→ **Task goal**:
Pull each line holding "ylabel" out of the entries below.

________

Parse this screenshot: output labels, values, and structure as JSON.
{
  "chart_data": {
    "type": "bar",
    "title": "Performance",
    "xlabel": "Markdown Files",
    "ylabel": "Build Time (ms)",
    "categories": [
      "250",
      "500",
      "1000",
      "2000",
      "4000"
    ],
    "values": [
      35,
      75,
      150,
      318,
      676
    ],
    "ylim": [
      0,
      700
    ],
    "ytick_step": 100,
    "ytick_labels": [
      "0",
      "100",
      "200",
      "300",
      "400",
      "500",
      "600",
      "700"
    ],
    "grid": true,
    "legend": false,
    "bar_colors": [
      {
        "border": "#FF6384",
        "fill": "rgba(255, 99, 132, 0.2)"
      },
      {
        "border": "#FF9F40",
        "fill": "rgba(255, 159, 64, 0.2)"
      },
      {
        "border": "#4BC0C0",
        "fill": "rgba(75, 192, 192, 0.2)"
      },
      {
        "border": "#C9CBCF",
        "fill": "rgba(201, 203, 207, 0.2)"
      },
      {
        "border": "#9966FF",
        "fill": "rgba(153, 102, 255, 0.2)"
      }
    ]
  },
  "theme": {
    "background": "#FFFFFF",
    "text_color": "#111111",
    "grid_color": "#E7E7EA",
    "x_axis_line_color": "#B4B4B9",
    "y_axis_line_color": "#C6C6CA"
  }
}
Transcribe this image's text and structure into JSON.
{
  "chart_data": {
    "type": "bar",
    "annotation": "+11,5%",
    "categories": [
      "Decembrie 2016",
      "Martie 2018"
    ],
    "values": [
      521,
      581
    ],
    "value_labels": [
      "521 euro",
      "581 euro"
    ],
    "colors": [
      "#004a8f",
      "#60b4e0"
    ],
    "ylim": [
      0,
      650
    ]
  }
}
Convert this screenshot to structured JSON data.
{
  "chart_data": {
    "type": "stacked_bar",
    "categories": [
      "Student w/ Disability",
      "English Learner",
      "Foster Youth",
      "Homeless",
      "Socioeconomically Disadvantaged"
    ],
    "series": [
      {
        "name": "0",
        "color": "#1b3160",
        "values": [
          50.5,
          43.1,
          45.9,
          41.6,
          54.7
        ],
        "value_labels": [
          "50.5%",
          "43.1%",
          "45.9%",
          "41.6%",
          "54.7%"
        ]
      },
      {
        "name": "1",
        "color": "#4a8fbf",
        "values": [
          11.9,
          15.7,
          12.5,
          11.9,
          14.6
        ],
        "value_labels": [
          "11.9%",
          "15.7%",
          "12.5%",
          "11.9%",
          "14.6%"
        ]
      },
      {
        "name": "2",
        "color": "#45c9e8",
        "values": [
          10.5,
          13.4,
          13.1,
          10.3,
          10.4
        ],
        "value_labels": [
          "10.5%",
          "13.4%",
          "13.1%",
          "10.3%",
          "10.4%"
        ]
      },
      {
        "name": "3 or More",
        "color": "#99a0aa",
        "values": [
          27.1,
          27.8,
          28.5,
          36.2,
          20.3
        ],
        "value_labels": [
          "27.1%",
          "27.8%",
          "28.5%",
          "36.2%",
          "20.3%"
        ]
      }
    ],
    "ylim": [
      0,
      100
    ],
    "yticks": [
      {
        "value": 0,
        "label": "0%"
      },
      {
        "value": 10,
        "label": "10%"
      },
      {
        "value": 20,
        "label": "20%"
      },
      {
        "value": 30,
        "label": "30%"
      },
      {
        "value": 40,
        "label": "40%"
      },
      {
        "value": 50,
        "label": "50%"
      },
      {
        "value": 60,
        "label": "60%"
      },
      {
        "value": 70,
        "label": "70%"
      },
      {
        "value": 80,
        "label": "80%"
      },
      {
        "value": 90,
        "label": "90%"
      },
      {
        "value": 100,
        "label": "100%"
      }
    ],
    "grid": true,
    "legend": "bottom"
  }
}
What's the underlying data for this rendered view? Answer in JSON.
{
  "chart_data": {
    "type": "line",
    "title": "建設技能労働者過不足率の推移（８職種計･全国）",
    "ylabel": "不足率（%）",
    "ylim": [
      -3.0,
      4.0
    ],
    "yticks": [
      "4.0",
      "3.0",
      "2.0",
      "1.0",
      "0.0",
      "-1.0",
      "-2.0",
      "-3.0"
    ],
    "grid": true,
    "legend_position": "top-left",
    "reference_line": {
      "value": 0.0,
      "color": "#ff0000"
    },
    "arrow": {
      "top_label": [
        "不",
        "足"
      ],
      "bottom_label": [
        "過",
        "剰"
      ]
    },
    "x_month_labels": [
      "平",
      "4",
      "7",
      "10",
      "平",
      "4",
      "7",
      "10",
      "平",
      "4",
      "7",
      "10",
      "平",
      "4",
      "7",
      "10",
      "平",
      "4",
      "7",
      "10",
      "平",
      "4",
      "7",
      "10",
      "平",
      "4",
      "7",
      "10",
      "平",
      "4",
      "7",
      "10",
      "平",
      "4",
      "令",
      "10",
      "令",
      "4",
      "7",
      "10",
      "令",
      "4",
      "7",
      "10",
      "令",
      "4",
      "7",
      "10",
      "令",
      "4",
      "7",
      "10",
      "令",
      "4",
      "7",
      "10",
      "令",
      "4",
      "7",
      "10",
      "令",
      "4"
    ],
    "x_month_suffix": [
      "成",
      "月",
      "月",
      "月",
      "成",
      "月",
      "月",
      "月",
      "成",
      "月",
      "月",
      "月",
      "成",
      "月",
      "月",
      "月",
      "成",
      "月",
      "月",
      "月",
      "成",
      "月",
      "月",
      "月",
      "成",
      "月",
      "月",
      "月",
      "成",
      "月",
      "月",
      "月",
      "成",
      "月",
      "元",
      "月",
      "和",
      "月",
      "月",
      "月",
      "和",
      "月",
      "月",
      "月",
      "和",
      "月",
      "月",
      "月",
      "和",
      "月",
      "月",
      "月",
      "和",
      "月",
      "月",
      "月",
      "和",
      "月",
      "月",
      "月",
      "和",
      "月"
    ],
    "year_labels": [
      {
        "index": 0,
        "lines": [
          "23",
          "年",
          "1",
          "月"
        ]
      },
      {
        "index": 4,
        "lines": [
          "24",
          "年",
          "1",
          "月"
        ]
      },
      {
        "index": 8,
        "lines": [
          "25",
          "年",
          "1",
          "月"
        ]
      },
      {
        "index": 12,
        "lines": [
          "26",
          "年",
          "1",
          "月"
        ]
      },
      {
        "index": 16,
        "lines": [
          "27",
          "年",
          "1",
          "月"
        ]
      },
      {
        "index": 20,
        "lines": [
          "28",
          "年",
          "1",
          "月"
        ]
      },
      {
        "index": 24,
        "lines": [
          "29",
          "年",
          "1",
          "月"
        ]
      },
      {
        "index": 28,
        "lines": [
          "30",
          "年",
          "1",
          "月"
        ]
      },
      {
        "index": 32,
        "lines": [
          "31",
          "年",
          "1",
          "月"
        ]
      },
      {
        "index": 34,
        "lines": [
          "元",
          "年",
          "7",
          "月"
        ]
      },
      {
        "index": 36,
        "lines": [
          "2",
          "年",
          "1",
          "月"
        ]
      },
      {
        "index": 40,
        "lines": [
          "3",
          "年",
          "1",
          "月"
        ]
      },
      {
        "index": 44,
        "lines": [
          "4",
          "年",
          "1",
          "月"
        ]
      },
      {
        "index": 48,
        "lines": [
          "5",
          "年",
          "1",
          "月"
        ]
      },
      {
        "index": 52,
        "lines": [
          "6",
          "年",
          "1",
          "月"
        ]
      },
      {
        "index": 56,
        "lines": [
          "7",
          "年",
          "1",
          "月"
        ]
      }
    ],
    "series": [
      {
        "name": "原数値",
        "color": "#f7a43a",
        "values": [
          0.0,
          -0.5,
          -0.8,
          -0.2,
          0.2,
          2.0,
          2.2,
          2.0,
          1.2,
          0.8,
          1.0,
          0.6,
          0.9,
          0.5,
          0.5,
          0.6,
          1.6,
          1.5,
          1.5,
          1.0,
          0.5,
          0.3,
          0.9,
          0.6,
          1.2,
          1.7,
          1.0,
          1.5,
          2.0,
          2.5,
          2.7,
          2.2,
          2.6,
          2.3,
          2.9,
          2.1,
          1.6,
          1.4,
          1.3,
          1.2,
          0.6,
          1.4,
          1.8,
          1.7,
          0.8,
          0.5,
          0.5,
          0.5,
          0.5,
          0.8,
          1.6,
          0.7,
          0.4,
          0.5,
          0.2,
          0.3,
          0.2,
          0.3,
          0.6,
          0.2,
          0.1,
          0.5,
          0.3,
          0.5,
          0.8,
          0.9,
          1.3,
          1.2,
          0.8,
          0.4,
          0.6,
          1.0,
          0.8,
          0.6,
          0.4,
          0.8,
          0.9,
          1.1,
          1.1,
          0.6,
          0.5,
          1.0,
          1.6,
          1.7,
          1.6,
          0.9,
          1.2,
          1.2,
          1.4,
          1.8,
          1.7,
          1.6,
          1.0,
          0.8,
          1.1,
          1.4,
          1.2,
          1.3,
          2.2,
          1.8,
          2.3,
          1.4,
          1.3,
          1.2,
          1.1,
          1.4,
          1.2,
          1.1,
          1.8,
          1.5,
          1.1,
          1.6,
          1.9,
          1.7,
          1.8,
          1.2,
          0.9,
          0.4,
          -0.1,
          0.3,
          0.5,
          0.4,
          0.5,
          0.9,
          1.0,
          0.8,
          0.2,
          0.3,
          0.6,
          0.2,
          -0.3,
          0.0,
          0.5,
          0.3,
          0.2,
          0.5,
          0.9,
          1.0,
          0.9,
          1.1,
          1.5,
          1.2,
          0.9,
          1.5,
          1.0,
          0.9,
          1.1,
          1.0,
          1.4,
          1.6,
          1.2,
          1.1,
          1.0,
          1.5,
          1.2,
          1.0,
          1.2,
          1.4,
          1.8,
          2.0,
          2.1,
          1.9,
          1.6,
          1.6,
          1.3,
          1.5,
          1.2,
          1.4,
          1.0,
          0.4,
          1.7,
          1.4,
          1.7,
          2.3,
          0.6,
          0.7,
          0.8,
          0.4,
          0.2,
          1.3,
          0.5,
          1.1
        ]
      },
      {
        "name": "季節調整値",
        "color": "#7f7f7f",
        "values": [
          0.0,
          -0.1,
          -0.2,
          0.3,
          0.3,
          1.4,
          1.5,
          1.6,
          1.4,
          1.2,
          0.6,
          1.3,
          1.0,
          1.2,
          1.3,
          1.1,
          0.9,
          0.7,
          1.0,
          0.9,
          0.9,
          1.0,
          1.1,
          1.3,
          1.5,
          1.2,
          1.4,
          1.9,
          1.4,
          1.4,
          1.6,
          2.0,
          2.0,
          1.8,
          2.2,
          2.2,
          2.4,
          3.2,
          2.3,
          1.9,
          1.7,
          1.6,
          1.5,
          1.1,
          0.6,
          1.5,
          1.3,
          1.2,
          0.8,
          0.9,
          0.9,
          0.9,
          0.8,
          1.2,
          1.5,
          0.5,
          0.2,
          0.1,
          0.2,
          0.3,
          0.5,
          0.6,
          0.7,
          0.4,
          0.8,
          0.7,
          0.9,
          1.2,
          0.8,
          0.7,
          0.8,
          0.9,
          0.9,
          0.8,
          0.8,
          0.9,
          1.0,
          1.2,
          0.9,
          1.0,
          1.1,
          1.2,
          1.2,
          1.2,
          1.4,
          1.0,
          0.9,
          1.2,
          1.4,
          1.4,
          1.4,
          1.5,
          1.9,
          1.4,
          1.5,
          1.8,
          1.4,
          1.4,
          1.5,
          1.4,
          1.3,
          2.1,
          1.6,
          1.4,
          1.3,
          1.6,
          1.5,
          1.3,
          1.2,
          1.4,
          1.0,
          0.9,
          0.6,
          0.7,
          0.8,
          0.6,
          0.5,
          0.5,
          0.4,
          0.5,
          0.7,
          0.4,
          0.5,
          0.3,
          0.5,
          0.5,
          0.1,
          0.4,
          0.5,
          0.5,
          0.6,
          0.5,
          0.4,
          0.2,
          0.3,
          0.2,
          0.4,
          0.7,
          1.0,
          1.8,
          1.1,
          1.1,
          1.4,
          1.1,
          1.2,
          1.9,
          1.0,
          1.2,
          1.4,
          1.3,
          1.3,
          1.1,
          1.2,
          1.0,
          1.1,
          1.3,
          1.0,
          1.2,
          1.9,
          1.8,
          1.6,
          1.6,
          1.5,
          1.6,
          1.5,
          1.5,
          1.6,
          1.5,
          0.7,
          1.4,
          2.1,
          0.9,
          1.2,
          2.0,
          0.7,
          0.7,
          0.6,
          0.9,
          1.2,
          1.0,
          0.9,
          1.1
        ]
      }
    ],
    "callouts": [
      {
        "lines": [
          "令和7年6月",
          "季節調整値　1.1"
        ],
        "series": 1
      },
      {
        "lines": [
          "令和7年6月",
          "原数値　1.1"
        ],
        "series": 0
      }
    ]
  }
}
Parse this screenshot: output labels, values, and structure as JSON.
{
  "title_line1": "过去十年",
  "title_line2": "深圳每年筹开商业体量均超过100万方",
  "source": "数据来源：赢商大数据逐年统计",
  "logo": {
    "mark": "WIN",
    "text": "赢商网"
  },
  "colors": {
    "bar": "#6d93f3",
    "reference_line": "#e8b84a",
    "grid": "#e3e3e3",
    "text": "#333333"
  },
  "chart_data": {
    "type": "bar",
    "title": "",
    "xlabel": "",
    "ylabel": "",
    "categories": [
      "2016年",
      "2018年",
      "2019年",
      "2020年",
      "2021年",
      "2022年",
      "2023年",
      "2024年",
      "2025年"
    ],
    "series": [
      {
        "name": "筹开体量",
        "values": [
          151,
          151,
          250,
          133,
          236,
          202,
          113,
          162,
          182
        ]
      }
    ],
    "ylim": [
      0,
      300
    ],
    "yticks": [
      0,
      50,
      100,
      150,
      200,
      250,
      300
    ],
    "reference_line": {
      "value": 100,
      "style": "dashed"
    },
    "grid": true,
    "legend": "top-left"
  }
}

________

→ **Task result**:
    "ylabel": "Build Time (ms)",
    "ylabel": "不足率（%）",
    "ylabel": "",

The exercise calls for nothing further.